> [PROMPT] Could every line of the data be printed exactly as it reads?
--- Begin ---
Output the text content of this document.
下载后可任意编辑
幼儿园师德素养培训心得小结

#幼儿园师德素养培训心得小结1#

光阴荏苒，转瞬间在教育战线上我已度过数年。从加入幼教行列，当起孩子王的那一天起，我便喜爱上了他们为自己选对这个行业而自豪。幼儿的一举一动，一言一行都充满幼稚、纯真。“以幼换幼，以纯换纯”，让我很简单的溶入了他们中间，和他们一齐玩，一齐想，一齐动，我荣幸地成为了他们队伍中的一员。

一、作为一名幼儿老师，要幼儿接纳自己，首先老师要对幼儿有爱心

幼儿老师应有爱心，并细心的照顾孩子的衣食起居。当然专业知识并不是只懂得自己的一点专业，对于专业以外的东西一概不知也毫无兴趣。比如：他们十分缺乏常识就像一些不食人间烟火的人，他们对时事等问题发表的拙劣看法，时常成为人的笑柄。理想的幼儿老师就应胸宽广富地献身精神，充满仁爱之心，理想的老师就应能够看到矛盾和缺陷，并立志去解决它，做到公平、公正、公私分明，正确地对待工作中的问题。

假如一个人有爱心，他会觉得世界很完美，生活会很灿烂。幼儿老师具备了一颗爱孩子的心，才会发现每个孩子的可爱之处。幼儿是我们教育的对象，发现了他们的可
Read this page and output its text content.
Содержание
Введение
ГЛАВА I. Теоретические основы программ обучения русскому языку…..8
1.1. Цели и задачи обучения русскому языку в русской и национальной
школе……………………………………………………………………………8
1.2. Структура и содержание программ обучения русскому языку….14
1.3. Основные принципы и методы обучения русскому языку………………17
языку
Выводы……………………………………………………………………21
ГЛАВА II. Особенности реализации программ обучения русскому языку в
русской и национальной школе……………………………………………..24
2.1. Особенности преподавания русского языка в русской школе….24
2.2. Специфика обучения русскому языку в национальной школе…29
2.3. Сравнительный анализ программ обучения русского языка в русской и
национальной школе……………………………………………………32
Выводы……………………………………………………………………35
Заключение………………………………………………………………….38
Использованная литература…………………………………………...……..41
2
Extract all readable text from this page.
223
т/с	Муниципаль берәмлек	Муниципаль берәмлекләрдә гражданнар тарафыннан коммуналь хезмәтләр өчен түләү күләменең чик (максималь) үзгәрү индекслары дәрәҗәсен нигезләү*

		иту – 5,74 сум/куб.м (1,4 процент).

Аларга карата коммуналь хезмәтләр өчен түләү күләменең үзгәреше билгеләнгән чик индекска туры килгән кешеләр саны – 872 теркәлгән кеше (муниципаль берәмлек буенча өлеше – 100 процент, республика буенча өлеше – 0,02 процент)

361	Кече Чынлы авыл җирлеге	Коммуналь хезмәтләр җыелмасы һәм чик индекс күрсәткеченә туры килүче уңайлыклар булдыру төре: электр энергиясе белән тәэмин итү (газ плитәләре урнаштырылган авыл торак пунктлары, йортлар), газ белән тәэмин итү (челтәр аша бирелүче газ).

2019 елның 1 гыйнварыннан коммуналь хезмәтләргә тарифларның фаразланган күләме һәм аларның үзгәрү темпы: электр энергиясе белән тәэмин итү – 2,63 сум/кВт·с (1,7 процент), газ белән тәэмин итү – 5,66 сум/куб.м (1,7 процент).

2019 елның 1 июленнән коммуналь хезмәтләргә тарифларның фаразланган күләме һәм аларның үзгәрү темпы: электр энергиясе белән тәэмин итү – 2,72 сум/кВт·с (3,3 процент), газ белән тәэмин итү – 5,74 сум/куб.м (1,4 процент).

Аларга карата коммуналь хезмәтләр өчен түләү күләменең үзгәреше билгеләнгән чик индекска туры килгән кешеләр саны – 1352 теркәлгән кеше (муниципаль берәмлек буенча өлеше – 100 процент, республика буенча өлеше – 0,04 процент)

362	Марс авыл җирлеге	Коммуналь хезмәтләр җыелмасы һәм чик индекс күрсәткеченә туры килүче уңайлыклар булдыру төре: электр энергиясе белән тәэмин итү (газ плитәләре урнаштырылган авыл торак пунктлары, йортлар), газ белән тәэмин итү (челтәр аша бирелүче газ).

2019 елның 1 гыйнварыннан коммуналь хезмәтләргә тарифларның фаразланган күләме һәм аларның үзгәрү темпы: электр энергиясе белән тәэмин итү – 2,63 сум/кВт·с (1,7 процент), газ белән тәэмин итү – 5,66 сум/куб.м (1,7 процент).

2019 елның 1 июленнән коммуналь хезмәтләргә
--- End ---
> [ANSWER TO THE EXERCISE]
Output the text content of this document.
下载后可任意编辑
幼儿园师德素养培训心得小结

#幼儿园师德素养培训心得小结1#

光阴荏苒，转瞬间在教育战线上我已度过数年。从加入幼教行列，当起孩子王的那一天起，我便喜爱上了他们为自己选对这个行业而自豪。幼儿的一举一动，一言一行都充满幼稚、纯真。“以幼换幼，以纯换纯”，让我很简单的溶入了他们中间，和他们一齐玩，一齐想，一齐动，我荣幸地成为了他们队伍中的一员。

一、作为一名幼儿老师，要幼儿接纳自己，首先老师要对幼儿有爱心

幼儿老师应有爱心，并细心的照顾孩子的衣食起居。当然专业知识并不是只懂得自己的一点专业，对于专业以外的东西一概不知也毫无兴趣。比如：他们十分缺乏常识就像一些不食人间烟火的人，他们对时事等问题发表的拙劣看法，时常成为人的笑柄。理想的幼儿老师就应胸宽广富地献身精神，充满仁爱之心，理想的老师就应能够看到矛盾和缺陷，并立志去解决它，做到公平、公正、公私分明，正确地对待工作中的问题。

假如一个人有爱心，他会觉得世界很完美，生活会很灿烂。幼儿老师具备了一颗爱孩子的心，才会发现每个孩子的可爱之处。幼儿是我们教育的对象，发现了他们的可
Read this page and output its text content.
Содержание
Введение
ГЛАВА I. Теоретические основы программ обучения русскому языку…..8
1.1. Цели и задачи обучения русскому языку в русской и национальной
школе……………………………………………………………………………8
1.2. Структура и содержание программ обучения русскому языку….14
1.3. Основные принципы и методы обучения русскому языку………………17
языку
Выводы……………………………………………………………………21
ГЛАВА II. Особенности реализации программ обучения русскому языку в
русской и национальной школе……………………………………………..24
2.1. Особенности преподавания русского языка в русской школе….24
2.2. Специфика обучения русскому языку в национальной школе…29
2.3. Сравнительный анализ программ обучения русского языка в русской и
национальной школе……………………………………………………32
Выводы……………………………………………………………………35
Заключение………………………………………………………………….38
Использованная литература…………………………………………...……..41
2
Extract all readable text from this page.
223
т/с	Муниципаль берәмлек	Муниципаль берәмлекләрдә гражданнар тарафыннан коммуналь хезмәтләр өчен түләү күләменең чик (максималь) үзгәрү индекслары дәрәҗәсен нигезләү*

		иту – 5,74 сум/куб.м (1,4 процент).

Аларга карата коммуналь хезмәтләр өчен түләү күләменең үзгәреше билгеләнгән чик индекска туры килгән кешеләр саны – 872 теркәлгән кеше (муниципаль берәмлек буенча өлеше – 100 процент, республика буенча өлеше – 0,02 процент)

361	Кече Чынлы авыл җирлеге	Коммуналь хезмәтләр җыелмасы һәм чик индекс күрсәткеченә туры килүче уңайлыклар булдыру төре: электр энергиясе белән тәэмин итү (газ плитәләре урнаштырылган авыл торак пунктлары, йортлар), газ белән тәэмин итү (челтәр аша бирелүче газ).

2019 елның 1 гыйнварыннан коммуналь хезмәтләргә тарифларның фаразланган күләме һәм аларның үзгәрү темпы: электр энергиясе белән тәэмин итү – 2,63 сум/кВт·с (1,7 процент), газ белән тәэмин итү – 5,66 сум/куб.м (1,7 процент).

2019 елның 1 июленнән коммуналь хезмәтләргә тарифларның фаразланган күләме һәм аларның үзгәрү темпы: электр энергиясе белән тәэмин итү – 2,72 сум/кВт·с (3,3 процент), газ белән тәэмин итү – 5,74 сум/куб.м (1,4 процент).

Аларга карата коммуналь хезмәтләр өчен түләү күләменең үзгәреше билгеләнгән чик индекска туры килгән кешеләр саны – 1352 теркәлгән кеше (муниципаль берәмлек буенча өлеше – 100 процент, республика буенча өлеше – 0,04 процент)

362	Марс авыл җирлеге	Коммуналь хезмәтләр җыелмасы һәм чик индекс күрсәткеченә туры килүче уңайлыклар булдыру төре: электр энергиясе белән тәэмин итү (газ плитәләре урнаштырылган авыл торак пунктлары, йортлар), газ белән тәэмин итү (челтәр аша бирелүче газ).

2019 елның 1 гыйнварыннан коммуналь хезмәтләргә тарифларның фаразланган күләме һәм аларның үзгәрү темпы: электр энергиясе белән тәэмин итү – 2,63 сум/кВт·с (1,7 процент), газ белән тәэмин итү – 5,66 сум/куб.м (1,7 процент).

2019 елның 1 июленнән коммуналь хезмәтләргә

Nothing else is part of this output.